___ Material for this exercise
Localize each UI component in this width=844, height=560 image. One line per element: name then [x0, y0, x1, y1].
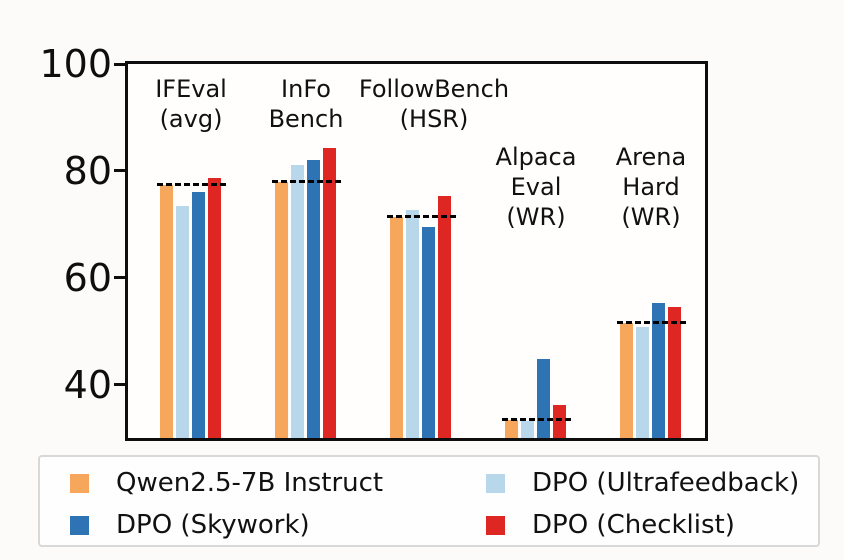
group-label-line: Eval: [510, 173, 562, 201]
bar-dpo-ultrafeedback-alpacaeval-wr: [521, 420, 534, 438]
legend-swatch-qwen2-5-7b-instruct: [70, 473, 89, 493]
group-label-alpacaeval-wr: Alpaca Eval (WR): [448, 142, 624, 232]
group-label-ifeval-avg: IFEval (avg): [103, 74, 279, 134]
legend-label: Qwen2.5-7B Instruct: [116, 468, 384, 498]
baseline-dash-infobench: [272, 179, 341, 183]
group-label-line: (WR): [621, 203, 681, 231]
legend-label: DPO (Ultrafeedback): [532, 468, 800, 498]
bar-dpo-checklist-alpacaeval-wr: [553, 405, 566, 438]
group-label-line: InFo: [281, 75, 331, 103]
bar-dpo-ultrafeedback-followbench-hsr: [406, 210, 419, 438]
bar-dpo-skywork-ifeval-avg: [192, 192, 205, 438]
y-axis-tick-label: 40: [63, 362, 112, 407]
y-axis-tick-label: 100: [39, 42, 112, 86]
bar-dpo-skywork-followbench-hsr: [422, 227, 435, 438]
bar-dpo-ultrafeedback-arena-hard-wr: [636, 327, 649, 438]
bar-dpo-checklist-arena-hard-wr: [668, 307, 681, 438]
bar-dpo-checklist-ifeval-avg: [208, 178, 221, 438]
legend-label: DPO (Skywork): [116, 510, 310, 540]
baseline-dash-arena-hard-wr: [617, 320, 686, 324]
bar-dpo-skywork-arena-hard-wr: [652, 303, 665, 438]
group-label-line: Bench: [268, 105, 344, 133]
group-label-infobench: InFo Bench: [218, 74, 394, 134]
legend-label: DPO (Checklist): [532, 510, 735, 540]
y-axis-tick-label: 60: [63, 255, 112, 300]
baseline-dash-ifeval-avg: [157, 183, 226, 187]
y-axis-tick-mark: [114, 62, 128, 66]
legend-swatch-dpo-ultrafeedback: [486, 473, 505, 493]
legend-item-dpo-checklist: DPO (Checklist): [486, 510, 735, 540]
group-label-line: (WR): [506, 203, 566, 231]
bar-dpo-ultrafeedback-infobench: [291, 164, 304, 438]
y-axis-tick-mark: [114, 169, 128, 173]
bar-dpo-checklist-followbench-hsr: [438, 195, 451, 438]
bar-qwen2-5-7b-instruct-followbench-hsr: [390, 216, 403, 438]
bar-qwen2-5-7b-instruct-ifeval-avg: [160, 185, 173, 438]
group-label-arena-hard-wr: Arena Hard (WR): [563, 142, 739, 232]
y-axis-tick-label: 80: [63, 148, 112, 193]
group-label-line: Hard: [622, 173, 680, 201]
baseline-dash-followbench-hsr: [387, 214, 456, 218]
y-axis-tick-mark: [114, 383, 128, 387]
bar-qwen2-5-7b-instruct-alpacaeval-wr: [505, 419, 518, 438]
bar-dpo-skywork-alpacaeval-wr: [537, 358, 550, 438]
bar-qwen2-5-7b-instruct-infobench: [275, 181, 288, 438]
legend-swatch-dpo-checklist: [486, 515, 505, 535]
bar-dpo-checklist-infobench: [323, 148, 336, 438]
group-label-line: Arena: [615, 143, 687, 171]
y-axis-tick-mark: [114, 276, 128, 280]
group-label-followbench-hsr: FollowBench (HSR): [346, 74, 522, 134]
bar-dpo-ultrafeedback-ifeval-avg: [176, 205, 189, 438]
group-label-line: (avg): [159, 105, 223, 133]
legend-item-dpo-skywork: DPO (Skywork): [70, 510, 310, 540]
legend-item-qwen2-5-7b-instruct: Qwen2.5-7B Instruct: [70, 468, 383, 498]
group-label-line: Alpaca: [495, 143, 577, 171]
bar-dpo-skywork-infobench: [307, 160, 320, 438]
legend: Qwen2.5-7B Instruct DPO (Skywork) DPO (Ult…: [38, 455, 820, 547]
legend-swatch-dpo-skywork: [70, 515, 89, 535]
bar-qwen2-5-7b-instruct-arena-hard-wr: [620, 322, 633, 438]
group-label-line: FollowBench: [358, 75, 510, 103]
group-label-line: (HSR): [399, 105, 469, 133]
legend-item-dpo-ultrafeedback: DPO (Ultrafeedback): [486, 468, 799, 498]
baseline-dash-alpacaeval-wr: [502, 417, 571, 421]
group-label-line: IFEval: [155, 75, 227, 103]
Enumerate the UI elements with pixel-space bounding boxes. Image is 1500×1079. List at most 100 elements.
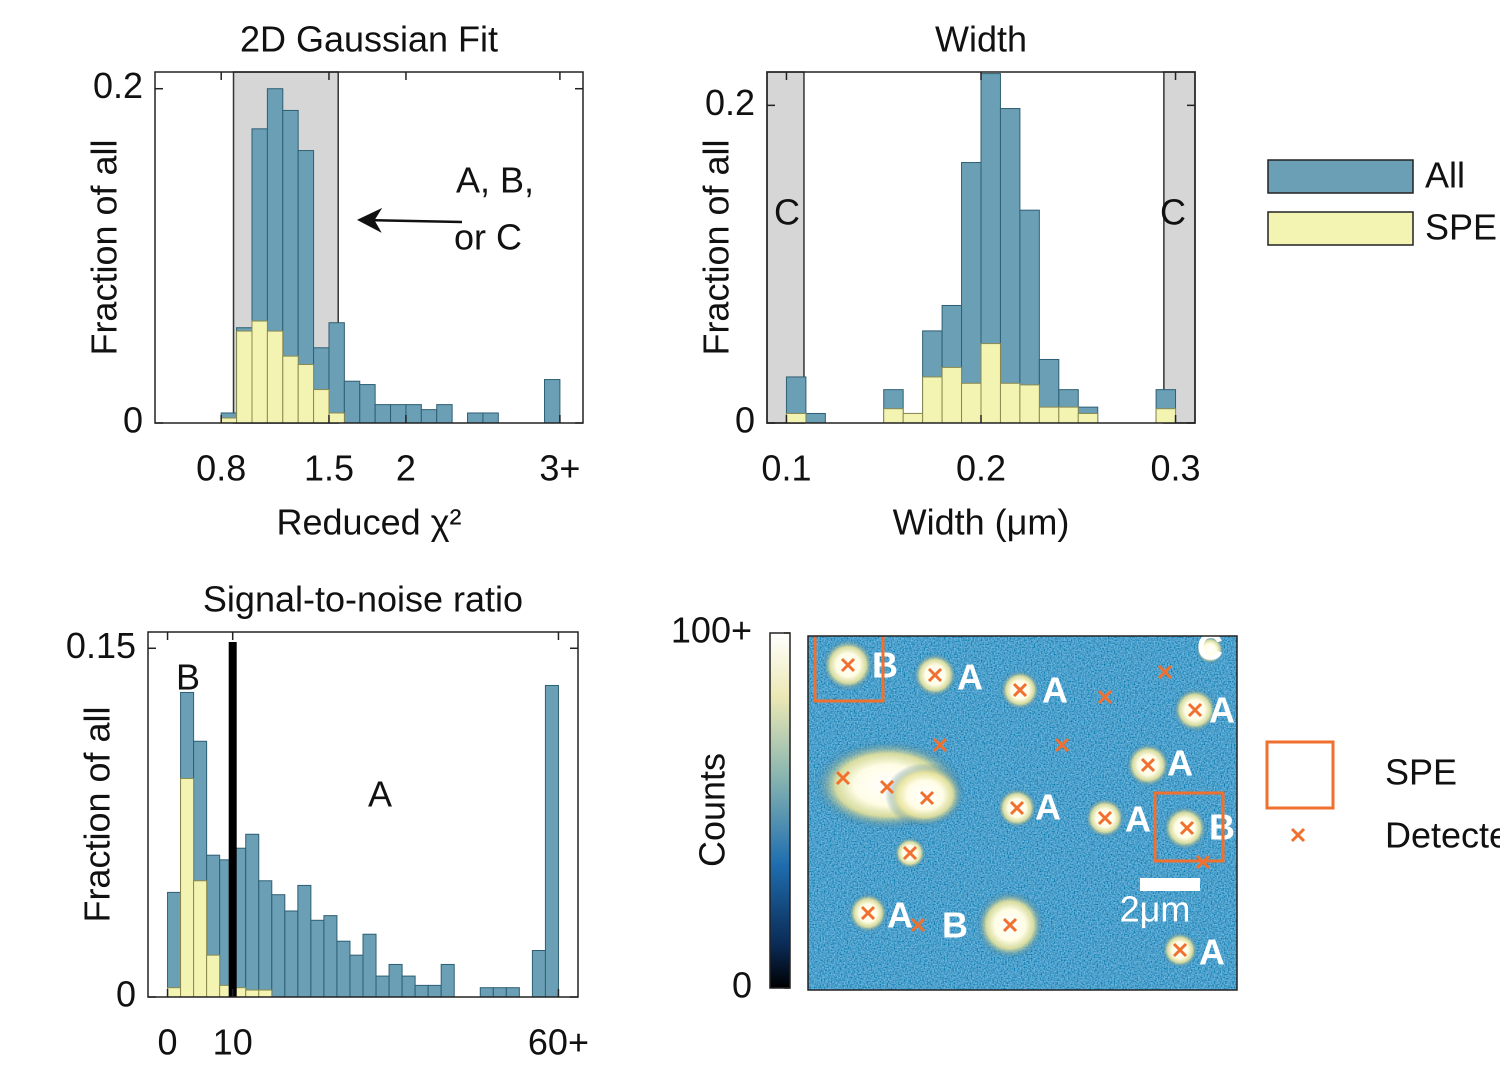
- legend-label: Detected: [1385, 815, 1500, 856]
- annotation: or C: [454, 217, 522, 258]
- bar: [258, 989, 273, 998]
- x-tick-label: 2: [396, 448, 416, 489]
- bar: [362, 933, 377, 998]
- spot-label: C: [1197, 627, 1223, 668]
- detection-marker: [1187, 702, 1203, 718]
- bar: [405, 404, 422, 424]
- bar: [427, 984, 442, 998]
- bar: [436, 404, 453, 424]
- bar: [245, 833, 260, 998]
- detection-marker: [1179, 820, 1195, 836]
- bar: [343, 380, 361, 424]
- bar: [374, 404, 392, 424]
- axes-frame: [154, 71, 584, 424]
- spot-label: A: [887, 895, 913, 936]
- legend-label: All: [1425, 155, 1465, 196]
- annotation: B: [176, 657, 200, 698]
- x-tick-label: 0.8: [196, 448, 246, 489]
- bar: [999, 108, 1021, 424]
- blob: [1196, 636, 1224, 664]
- bar: [479, 987, 494, 998]
- bar: [310, 919, 325, 998]
- bar: [999, 382, 1021, 424]
- scale-bar-label: 2μm: [1120, 889, 1191, 930]
- y-axis-label: Fraction of all: [77, 706, 118, 922]
- bar: [375, 975, 390, 998]
- y-tick-label: 0.2: [705, 82, 755, 123]
- detection-marker: [1140, 757, 1156, 773]
- bar: [258, 880, 273, 998]
- detection-marker: [840, 657, 856, 673]
- bar: [961, 382, 982, 424]
- bar: [193, 880, 208, 998]
- bar: [167, 891, 182, 998]
- x-axis-label: Reduced χ²: [277, 502, 462, 543]
- detection-marker: [902, 845, 918, 861]
- detection-marker: [927, 667, 943, 683]
- shaded-range: [766, 71, 805, 424]
- bar: [206, 954, 221, 998]
- detection-marker: [879, 779, 895, 795]
- spot-label: A: [1167, 743, 1193, 784]
- bar: [922, 376, 943, 424]
- x-tick-label: 0.3: [1151, 448, 1201, 489]
- colorbar: [769, 632, 791, 989]
- x-tick-label: 60+: [528, 1022, 589, 1063]
- y-tick-label: 0: [735, 400, 755, 441]
- detection-marker: [1097, 689, 1113, 705]
- spot-label: A: [957, 657, 983, 698]
- colorbar-label: Counts: [692, 753, 733, 867]
- image-frame: [807, 635, 1238, 991]
- spot-label: A: [1199, 932, 1225, 973]
- y-tick-label: 0: [123, 400, 143, 441]
- bar: [467, 412, 484, 424]
- legend-label: SPE: [1425, 207, 1497, 248]
- annotation: A, B,: [456, 160, 534, 201]
- bar: [401, 975, 416, 998]
- bar: [336, 940, 351, 998]
- bar: [220, 417, 238, 424]
- y-tick-label: 0: [116, 974, 136, 1015]
- bar: [284, 910, 299, 998]
- axes-frame: [147, 631, 579, 998]
- legend-label: SPE: [1385, 752, 1457, 793]
- detection-marker: [910, 917, 926, 933]
- x-tick-label: 0: [158, 1022, 178, 1063]
- bar: [902, 412, 924, 424]
- detection-marker: [1172, 942, 1188, 958]
- bar: [785, 412, 807, 424]
- chart-title: Signal-to-noise ratio: [203, 579, 523, 620]
- bar: [388, 963, 403, 998]
- y-axis-label: Fraction of all: [696, 139, 737, 355]
- bar: [544, 379, 561, 424]
- x-tick-label: 1.5: [304, 448, 354, 489]
- bar: [313, 389, 330, 424]
- bar: [328, 412, 345, 424]
- y-tick-label: 0.15: [66, 625, 136, 666]
- spot-label: B: [872, 645, 898, 686]
- x-axis-label: SNR: [325, 1076, 401, 1079]
- arrow: [357, 207, 463, 233]
- spot-label: B: [942, 905, 968, 946]
- spot-label: A: [1209, 690, 1235, 731]
- shaded-range: [1163, 71, 1196, 424]
- bar: [531, 950, 546, 998]
- bar: [180, 777, 195, 998]
- bar: [251, 320, 268, 424]
- x-tick-label: 0.2: [956, 448, 1006, 489]
- detection-marker: [1012, 682, 1028, 698]
- detection-marker: [1009, 800, 1025, 816]
- bar: [505, 987, 520, 998]
- colorbar-tick-label: 0: [732, 965, 752, 1006]
- bar: [297, 364, 315, 424]
- detection-marker: [835, 770, 851, 786]
- y-axis-label: Fraction of all: [84, 139, 125, 355]
- spot-label: A: [1042, 670, 1068, 711]
- detection-marker: [1157, 664, 1173, 680]
- bar: [266, 330, 284, 424]
- spot-label: A: [1125, 799, 1151, 840]
- bar: [271, 894, 286, 998]
- bar: [492, 987, 507, 998]
- detection-marker: [1002, 917, 1018, 933]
______
Substitute "category-label" for "group-label" in the listing lines between the line holding "group-label-line: Eval: [510, 173, 562, 201]" and the line holding "group-label-alpacaeval-wr: Alpaca Eval", inclusive. Return only those lines, with everything else unchanged.

Exercise response:
category-label-line: Eval: [510, 173, 562, 201]
bar-dpo-ultrafeedback-alpacaeval-wr: [521, 420, 534, 438]
legend-swatch-qwen2-5-7b-instruct: [70, 473, 89, 493]
category-label-alpacaeval-wr: Alpaca Eval (WR): [448, 142, 624, 232]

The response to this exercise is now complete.